WORK REQUIRED: Collect all the lines that mention the word "document".

● ● ● ● ●

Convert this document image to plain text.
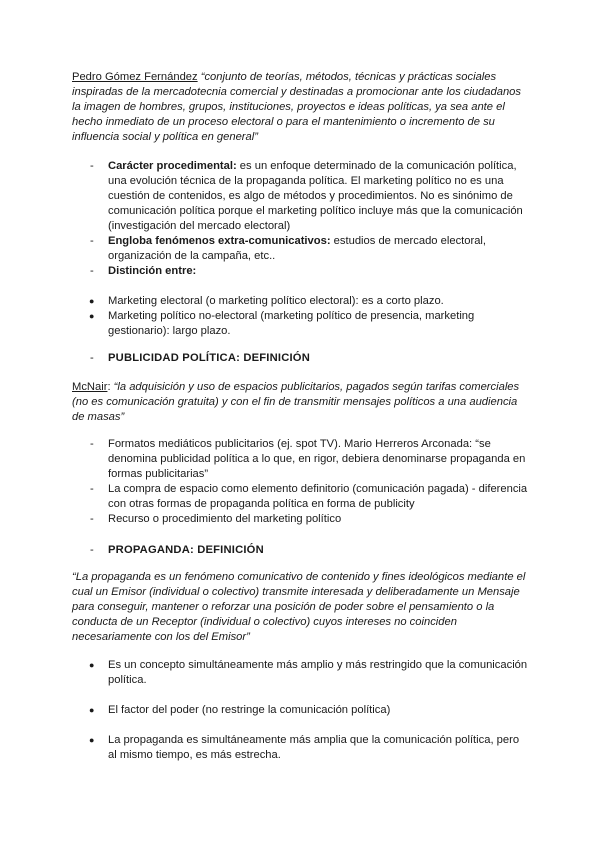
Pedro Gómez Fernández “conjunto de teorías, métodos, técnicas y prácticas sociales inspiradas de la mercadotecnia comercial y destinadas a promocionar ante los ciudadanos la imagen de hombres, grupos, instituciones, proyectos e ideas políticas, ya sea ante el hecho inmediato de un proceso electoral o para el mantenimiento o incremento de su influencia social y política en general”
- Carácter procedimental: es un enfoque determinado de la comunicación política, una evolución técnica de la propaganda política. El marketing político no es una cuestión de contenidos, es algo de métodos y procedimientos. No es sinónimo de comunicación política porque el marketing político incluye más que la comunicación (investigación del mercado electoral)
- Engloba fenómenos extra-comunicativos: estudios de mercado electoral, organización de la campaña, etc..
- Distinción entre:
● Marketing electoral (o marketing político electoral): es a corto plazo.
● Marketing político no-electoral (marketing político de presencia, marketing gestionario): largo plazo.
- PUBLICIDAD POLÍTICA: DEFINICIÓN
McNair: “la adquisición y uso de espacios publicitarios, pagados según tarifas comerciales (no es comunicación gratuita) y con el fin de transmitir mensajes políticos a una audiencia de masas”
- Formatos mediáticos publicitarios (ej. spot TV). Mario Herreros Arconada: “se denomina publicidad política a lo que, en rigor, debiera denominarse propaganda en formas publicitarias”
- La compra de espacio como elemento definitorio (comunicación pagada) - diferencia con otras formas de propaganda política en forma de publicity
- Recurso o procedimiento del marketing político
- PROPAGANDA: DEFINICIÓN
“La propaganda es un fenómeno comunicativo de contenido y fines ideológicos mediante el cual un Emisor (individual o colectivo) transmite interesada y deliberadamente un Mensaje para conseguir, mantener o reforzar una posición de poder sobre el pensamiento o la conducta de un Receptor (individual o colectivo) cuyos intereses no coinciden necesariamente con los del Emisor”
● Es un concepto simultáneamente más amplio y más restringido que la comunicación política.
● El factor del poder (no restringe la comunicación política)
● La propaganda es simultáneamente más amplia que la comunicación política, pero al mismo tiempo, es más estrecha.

● ● ● ● ●

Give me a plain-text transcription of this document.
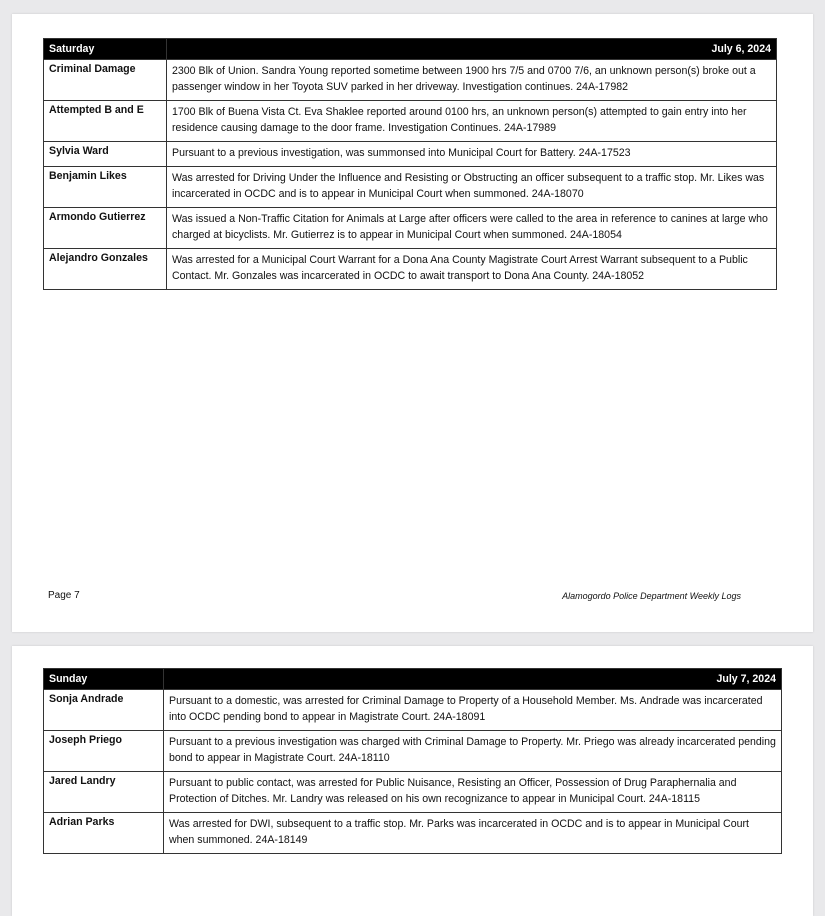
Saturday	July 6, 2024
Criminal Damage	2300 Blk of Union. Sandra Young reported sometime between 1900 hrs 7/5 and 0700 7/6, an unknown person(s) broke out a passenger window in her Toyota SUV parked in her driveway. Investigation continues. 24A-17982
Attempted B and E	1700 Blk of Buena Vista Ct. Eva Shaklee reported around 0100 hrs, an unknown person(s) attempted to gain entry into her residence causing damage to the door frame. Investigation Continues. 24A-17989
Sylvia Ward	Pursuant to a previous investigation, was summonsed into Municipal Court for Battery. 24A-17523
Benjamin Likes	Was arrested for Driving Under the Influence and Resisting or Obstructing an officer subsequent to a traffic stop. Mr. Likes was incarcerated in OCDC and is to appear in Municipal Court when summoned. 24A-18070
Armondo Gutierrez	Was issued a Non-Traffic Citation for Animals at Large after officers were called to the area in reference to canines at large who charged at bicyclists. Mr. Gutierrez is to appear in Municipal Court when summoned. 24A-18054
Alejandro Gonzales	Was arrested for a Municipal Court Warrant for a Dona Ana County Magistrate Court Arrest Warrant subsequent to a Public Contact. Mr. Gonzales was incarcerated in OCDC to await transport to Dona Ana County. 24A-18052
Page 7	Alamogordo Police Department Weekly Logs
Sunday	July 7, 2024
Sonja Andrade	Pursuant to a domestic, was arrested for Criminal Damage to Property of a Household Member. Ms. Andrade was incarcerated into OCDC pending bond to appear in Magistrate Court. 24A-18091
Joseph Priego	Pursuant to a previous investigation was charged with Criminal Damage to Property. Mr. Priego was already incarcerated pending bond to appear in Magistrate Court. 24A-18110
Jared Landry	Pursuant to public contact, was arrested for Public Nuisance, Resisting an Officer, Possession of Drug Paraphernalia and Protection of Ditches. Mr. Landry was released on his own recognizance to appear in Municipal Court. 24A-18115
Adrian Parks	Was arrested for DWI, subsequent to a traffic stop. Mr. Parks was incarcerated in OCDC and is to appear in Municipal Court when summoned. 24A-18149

● ● ● ● ●

FINAL ANSWER:
Convert this document image to plain text.
Give me a plain-text transcription of this document.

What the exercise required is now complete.